Written exercise: Reproduce the lines below word for word, with nothing changed.

Dataset entries:
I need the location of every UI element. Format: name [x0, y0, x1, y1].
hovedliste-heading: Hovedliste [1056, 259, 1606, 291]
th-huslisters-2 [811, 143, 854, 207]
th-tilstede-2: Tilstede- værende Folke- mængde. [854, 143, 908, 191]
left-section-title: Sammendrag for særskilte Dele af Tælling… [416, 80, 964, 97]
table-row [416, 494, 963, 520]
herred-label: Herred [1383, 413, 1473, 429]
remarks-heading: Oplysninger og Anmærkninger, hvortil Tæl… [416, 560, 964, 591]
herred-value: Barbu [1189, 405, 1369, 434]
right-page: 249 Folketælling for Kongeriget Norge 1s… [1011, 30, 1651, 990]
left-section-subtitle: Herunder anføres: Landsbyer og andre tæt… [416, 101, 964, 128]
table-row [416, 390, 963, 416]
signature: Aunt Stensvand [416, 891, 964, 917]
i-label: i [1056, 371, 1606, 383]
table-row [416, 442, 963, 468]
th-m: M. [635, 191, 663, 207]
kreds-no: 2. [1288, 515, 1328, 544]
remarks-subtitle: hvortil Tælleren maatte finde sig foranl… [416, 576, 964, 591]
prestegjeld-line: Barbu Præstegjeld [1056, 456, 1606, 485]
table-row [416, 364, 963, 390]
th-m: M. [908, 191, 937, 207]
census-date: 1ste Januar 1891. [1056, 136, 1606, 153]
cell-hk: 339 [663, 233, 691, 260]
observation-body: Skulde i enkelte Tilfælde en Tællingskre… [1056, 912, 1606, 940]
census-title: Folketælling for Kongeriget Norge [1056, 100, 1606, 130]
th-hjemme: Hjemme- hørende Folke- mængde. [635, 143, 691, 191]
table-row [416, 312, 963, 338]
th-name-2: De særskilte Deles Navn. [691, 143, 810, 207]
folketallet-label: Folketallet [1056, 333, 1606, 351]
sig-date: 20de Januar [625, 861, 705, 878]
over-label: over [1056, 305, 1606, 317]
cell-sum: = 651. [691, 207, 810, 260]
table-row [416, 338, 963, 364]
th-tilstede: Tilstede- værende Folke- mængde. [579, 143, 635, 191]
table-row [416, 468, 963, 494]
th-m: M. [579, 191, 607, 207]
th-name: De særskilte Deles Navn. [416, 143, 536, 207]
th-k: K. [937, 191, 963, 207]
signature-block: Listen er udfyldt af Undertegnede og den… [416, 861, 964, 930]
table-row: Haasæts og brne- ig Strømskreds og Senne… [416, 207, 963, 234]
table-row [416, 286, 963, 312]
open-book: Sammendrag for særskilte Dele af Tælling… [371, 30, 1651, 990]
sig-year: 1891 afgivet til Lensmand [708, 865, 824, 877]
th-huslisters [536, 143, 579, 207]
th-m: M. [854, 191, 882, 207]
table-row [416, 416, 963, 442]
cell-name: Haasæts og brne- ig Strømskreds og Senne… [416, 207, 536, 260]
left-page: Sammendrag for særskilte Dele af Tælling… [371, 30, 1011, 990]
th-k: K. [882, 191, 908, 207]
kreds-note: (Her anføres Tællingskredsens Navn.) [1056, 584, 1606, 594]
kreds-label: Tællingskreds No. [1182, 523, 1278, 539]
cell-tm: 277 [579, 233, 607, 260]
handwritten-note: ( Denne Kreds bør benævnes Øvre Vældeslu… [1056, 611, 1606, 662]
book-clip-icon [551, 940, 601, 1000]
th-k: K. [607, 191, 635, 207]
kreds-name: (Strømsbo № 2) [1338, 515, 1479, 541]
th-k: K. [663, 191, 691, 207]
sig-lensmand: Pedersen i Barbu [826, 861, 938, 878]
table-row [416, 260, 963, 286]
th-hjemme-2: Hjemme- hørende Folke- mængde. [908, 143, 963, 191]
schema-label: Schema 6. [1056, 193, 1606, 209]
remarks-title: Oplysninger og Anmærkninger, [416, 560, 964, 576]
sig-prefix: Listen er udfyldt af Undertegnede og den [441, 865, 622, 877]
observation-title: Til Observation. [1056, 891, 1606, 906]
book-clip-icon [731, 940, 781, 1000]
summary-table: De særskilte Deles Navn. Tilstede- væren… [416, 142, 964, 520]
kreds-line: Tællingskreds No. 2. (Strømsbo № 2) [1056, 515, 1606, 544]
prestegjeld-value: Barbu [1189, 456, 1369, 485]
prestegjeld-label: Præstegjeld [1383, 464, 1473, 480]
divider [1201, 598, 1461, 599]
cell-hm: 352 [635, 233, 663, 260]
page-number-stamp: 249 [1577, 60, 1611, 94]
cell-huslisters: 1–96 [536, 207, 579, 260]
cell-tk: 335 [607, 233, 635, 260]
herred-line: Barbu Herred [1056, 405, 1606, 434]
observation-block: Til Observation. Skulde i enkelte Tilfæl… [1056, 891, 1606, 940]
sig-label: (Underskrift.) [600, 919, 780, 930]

Correct response:
I need the location of every UI element. Format: name [x0, y0, x1, y1].
hovedliste-heading: Hovedliste [1056, 259, 1606, 291]
th-huslisters-2 [811, 143, 854, 207]
th-tilstede-2: Tilstede- værende Folke- mængde. [854, 143, 908, 191]
left-section-title: Sammendrag for særskilte Dele af Tælling… [416, 80, 964, 97]
table-row [416, 494, 963, 520]
herred-label: Herred [1383, 413, 1473, 429]
remarks-heading: Oplysninger og Anmærkninger, hvortil Tæl… [416, 560, 964, 591]
herred-value: Barbu [1189, 405, 1369, 434]
right-page: 249 Folketælling for Kongeriget Norge 1s… [1011, 30, 1651, 990]
left-section-subtitle: Herunder anføres: Landsbyer og andre tæt… [416, 101, 964, 128]
table-row [416, 390, 963, 416]
signature: Aunt Stensvand [416, 891, 964, 917]
i-label: i [1056, 371, 1606, 383]
table-row [416, 442, 963, 468]
th-m: M. [635, 191, 663, 207]
kreds-no: 2. [1288, 515, 1328, 544]
remarks-subtitle: hvortil Tælleren maatte finde sig foranl… [416, 576, 964, 591]
prestegjeld-line: Barbu Præstegjeld [1056, 456, 1606, 485]
table-row [416, 364, 963, 390]
th-m: M. [908, 191, 937, 207]
census-date: 1ste Januar 1891. [1056, 136, 1606, 153]
cell-hk: 339 [663, 233, 691, 260]
observation-body: Skulde i enkelte Tilfælde en Tællingskre… [1056, 912, 1606, 940]
census-title: Folketælling for Kongeriget Norge [1056, 100, 1606, 130]
th-hjemme: Hjemme- hørende Folke- mængde. [635, 143, 691, 191]
table-row [416, 312, 963, 338]
th-name-2: De særskilte Deles Navn. [691, 143, 810, 207]
folketallet-label: Folketallet [1056, 333, 1606, 351]
sig-date: 20de Januar [625, 861, 705, 878]
over-label: over [1056, 305, 1606, 317]
cell-sum: = 651. [691, 207, 810, 260]
table-row [416, 338, 963, 364]
th-tilstede: Tilstede- værende Folke- mængde. [579, 143, 635, 191]
table-row [416, 468, 963, 494]
th-m: M. [579, 191, 607, 207]
th-name: De særskilte Deles Navn. [416, 143, 536, 207]
th-k: K. [937, 191, 963, 207]
signature-block: Listen er udfyldt af Undertegnede og den… [416, 861, 964, 930]
table-row: Haasæts og brne- ig Strømskreds og Senne… [416, 207, 963, 234]
table-row [416, 286, 963, 312]
open-book: Sammendrag for særskilte Dele af Tælling… [371, 30, 1651, 990]
sig-year: 1891 afgivet til Lensmand [708, 865, 824, 877]
th-huslisters [536, 143, 579, 207]
th-m: M. [854, 191, 882, 207]
table-row [416, 416, 963, 442]
cell-name: Haasæts og brne- ig Strømskreds og Senne… [416, 207, 536, 260]
left-page: Sammendrag for særskilte Dele af Tælling… [371, 30, 1011, 990]
th-k: K. [882, 191, 908, 207]
kreds-note: (Her anføres Tællingskredsens Navn.) [1056, 584, 1606, 594]
kreds-label: Tællingskreds No. [1182, 523, 1278, 539]
cell-tm: 277 [579, 233, 607, 260]
handwritten-note: ( Denne Kreds bør benævnes Øvre Vældeslu… [1056, 611, 1606, 662]
book-clip-icon [551, 940, 601, 1000]
th-k: K. [607, 191, 635, 207]
kreds-name: (Strømsbo № 2) [1338, 515, 1479, 541]
th-k: K. [663, 191, 691, 207]
sig-lensmand: Pedersen i Barbu [826, 861, 938, 878]
table-row [416, 260, 963, 286]
th-hjemme-2: Hjemme- hørende Folke- mængde. [908, 143, 963, 191]
schema-label: Schema 6. [1056, 193, 1606, 209]
remarks-title: Oplysninger og Anmærkninger, [416, 560, 964, 576]
sig-prefix: Listen er udfyldt af Undertegnede og den [441, 865, 622, 877]
observation-title: Til Observation. [1056, 891, 1606, 906]
book-clip-icon [731, 940, 781, 1000]
summary-table: De særskilte Deles Navn. Tilstede- væren… [416, 142, 964, 520]
kreds-line: Tællingskreds No. 2. (Strømsbo № 2) [1056, 515, 1606, 544]
prestegjeld-value: Barbu [1189, 456, 1369, 485]
prestegjeld-label: Præstegjeld [1383, 464, 1473, 480]
divider [1201, 598, 1461, 599]
cell-hm: 352 [635, 233, 663, 260]
page-number-stamp: 249 [1577, 60, 1611, 94]
cell-huslisters: 1–96 [536, 207, 579, 260]
cell-tk: 335 [607, 233, 635, 260]
herred-line: Barbu Herred [1056, 405, 1606, 434]
observation-block: Til Observation. Skulde i enkelte Tilfæl… [1056, 891, 1606, 940]
sig-label: (Underskrift.) [600, 919, 780, 930]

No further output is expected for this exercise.